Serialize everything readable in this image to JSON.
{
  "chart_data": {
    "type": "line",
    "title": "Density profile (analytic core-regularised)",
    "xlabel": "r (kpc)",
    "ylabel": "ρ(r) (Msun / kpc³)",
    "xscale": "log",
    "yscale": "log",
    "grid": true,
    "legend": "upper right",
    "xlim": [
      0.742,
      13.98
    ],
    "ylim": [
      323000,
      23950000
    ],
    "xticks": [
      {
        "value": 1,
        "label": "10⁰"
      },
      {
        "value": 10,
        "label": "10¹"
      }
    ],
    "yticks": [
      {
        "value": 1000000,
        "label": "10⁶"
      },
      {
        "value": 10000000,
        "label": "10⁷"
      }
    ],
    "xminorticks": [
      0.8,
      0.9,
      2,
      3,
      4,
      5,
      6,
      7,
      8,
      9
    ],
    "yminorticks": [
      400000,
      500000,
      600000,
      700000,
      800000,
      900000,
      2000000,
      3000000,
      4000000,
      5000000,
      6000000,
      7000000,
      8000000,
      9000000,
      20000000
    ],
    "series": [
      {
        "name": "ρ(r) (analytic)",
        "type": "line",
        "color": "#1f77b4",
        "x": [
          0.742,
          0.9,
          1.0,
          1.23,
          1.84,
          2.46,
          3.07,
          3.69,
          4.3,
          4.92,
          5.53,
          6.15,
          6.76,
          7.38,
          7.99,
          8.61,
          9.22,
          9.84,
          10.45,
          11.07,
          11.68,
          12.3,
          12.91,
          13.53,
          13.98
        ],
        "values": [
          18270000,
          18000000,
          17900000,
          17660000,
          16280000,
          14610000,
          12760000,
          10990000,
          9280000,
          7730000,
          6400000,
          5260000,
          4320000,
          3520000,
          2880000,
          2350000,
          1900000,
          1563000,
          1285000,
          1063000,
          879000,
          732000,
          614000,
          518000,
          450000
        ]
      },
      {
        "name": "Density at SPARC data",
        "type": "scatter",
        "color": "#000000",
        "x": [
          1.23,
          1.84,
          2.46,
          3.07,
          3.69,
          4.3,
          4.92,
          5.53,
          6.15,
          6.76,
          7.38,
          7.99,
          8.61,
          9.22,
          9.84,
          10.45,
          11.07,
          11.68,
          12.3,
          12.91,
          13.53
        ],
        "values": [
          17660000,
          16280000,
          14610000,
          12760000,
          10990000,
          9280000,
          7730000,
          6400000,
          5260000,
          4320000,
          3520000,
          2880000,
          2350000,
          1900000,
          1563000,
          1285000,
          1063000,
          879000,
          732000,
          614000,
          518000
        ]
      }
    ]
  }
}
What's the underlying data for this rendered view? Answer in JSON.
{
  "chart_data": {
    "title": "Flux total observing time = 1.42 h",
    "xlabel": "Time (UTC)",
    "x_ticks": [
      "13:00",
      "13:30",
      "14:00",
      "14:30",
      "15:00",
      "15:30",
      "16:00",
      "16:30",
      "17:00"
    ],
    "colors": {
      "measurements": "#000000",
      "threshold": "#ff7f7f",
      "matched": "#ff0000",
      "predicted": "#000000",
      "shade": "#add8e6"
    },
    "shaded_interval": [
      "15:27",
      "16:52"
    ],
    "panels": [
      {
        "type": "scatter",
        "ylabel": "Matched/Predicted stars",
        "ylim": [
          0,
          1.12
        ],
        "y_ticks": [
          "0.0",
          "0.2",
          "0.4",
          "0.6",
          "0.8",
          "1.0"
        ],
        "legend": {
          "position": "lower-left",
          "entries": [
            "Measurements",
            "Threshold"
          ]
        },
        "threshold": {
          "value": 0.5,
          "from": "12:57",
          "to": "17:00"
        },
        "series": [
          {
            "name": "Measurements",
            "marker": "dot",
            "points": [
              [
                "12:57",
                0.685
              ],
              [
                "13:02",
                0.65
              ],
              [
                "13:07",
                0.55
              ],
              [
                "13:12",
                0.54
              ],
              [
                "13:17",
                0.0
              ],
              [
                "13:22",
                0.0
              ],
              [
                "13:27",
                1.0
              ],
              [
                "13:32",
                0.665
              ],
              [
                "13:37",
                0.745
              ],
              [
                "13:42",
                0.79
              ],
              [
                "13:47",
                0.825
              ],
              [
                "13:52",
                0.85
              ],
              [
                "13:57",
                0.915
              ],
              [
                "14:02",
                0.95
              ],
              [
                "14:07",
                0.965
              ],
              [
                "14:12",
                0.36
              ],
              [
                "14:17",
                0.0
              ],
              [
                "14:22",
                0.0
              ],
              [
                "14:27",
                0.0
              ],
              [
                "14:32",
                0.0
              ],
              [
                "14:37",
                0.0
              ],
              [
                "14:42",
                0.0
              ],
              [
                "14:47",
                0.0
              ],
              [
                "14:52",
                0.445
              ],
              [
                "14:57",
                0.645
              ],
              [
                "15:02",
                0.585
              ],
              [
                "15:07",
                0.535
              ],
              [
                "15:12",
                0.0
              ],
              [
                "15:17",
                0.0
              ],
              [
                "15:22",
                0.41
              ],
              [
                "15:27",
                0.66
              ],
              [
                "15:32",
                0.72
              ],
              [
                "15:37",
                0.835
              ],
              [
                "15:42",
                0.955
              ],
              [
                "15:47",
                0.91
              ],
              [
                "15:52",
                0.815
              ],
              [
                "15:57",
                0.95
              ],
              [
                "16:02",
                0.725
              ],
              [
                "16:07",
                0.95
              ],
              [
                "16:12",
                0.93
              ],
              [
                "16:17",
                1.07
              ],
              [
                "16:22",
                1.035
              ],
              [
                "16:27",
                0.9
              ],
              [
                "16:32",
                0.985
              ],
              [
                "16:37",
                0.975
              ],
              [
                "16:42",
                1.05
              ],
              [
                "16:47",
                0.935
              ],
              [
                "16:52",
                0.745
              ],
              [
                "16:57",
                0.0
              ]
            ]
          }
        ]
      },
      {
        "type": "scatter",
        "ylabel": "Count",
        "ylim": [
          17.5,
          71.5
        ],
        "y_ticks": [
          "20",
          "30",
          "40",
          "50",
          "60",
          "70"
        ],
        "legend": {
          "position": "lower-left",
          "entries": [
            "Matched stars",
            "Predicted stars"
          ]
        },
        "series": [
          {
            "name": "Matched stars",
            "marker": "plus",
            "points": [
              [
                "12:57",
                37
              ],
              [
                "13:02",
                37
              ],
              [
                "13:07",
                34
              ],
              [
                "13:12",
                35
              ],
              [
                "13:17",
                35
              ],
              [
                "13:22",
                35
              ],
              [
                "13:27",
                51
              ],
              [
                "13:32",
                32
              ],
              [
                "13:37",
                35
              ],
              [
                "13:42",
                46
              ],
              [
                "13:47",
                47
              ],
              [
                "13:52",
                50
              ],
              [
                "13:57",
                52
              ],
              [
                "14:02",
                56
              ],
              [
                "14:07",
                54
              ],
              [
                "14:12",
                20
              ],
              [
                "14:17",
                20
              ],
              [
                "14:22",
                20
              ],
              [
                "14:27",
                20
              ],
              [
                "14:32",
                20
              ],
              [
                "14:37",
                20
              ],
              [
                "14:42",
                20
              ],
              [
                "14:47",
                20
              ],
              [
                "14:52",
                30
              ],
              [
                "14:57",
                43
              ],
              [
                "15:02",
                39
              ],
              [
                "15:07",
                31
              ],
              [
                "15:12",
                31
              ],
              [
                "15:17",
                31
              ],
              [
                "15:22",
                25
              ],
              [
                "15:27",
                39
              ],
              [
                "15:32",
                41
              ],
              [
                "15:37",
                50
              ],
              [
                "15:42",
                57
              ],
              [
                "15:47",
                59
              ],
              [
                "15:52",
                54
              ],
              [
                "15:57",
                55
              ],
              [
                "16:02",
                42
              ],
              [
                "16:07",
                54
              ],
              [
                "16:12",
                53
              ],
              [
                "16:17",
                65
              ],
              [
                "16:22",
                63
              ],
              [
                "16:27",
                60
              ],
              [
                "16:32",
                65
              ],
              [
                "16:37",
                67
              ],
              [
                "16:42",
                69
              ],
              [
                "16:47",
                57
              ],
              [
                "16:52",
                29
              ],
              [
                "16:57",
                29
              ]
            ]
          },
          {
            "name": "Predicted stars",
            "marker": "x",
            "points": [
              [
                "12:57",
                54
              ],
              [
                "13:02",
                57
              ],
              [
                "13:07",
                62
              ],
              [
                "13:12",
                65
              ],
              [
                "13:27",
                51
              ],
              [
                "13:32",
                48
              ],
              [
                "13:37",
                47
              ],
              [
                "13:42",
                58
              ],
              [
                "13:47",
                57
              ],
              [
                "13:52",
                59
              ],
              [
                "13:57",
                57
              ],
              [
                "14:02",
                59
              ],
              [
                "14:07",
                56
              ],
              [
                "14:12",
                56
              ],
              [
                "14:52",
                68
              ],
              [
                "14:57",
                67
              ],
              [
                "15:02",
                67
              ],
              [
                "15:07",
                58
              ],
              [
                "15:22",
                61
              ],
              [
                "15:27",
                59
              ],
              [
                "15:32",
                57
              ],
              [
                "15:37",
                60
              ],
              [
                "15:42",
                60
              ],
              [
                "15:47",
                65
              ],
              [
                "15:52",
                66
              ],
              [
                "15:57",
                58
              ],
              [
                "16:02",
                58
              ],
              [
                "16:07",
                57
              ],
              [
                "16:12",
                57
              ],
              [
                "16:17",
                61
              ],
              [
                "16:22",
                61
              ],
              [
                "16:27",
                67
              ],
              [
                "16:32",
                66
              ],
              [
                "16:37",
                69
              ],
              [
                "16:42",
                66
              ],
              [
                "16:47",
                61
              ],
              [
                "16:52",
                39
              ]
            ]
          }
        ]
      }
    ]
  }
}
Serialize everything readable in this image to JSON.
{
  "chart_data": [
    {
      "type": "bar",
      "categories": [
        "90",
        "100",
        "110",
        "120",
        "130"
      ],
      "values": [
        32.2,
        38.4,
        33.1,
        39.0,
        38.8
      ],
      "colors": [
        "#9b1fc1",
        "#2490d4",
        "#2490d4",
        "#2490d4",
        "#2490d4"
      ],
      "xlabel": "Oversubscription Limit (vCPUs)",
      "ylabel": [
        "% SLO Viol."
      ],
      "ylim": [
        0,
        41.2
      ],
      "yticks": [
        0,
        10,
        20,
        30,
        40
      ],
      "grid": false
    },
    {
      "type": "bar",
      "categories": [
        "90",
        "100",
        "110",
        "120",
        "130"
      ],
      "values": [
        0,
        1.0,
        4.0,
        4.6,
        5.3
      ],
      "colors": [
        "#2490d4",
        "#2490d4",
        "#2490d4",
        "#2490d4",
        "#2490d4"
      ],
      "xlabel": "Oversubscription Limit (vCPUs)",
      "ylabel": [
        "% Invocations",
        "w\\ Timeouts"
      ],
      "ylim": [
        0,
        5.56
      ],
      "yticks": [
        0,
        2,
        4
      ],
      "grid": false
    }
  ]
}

######

[Problem details]
Across the material above, count every line holding "Density" and write down only the number.

[Result for this task]
2